------ Materials provided ------
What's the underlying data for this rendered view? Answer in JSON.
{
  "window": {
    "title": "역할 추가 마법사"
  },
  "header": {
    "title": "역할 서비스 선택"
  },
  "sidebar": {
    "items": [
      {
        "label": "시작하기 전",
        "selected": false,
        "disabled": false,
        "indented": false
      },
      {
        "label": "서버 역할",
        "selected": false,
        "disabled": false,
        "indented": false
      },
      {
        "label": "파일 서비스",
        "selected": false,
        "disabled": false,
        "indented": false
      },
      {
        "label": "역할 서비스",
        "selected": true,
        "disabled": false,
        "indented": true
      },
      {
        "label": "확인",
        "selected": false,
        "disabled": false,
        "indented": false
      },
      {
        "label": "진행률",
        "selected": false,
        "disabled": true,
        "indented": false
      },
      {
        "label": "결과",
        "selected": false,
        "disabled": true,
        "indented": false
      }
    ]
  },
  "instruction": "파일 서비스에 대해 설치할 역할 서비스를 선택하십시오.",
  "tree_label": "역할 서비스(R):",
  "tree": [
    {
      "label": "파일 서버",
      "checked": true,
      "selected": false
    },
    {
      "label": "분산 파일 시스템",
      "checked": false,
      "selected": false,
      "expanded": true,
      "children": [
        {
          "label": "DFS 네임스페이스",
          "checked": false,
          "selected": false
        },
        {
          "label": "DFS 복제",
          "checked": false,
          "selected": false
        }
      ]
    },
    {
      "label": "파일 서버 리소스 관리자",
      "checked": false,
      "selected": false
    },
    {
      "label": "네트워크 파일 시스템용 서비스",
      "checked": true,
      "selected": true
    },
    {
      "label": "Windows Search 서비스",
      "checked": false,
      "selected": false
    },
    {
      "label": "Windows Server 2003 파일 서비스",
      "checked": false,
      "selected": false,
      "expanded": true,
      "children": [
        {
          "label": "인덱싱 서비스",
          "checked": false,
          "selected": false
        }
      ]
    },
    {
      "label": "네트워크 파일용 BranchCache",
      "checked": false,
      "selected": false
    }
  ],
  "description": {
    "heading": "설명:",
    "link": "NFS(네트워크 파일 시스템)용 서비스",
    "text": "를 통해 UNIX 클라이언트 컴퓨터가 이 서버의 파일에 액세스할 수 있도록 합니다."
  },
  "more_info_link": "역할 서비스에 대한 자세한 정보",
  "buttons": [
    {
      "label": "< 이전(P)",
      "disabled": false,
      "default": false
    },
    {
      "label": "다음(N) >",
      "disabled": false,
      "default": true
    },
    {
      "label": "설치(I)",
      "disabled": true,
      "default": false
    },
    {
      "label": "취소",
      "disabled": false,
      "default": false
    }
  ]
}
------
Request:
List the lines of the entries that include "서비스에".

Reply to the task:
  "instruction": "파일 서비스에 대해 설치할 역할 서비스를 선택하십시오.",
  "more_info_link": "역할 서비스에 대한 자세한 정보",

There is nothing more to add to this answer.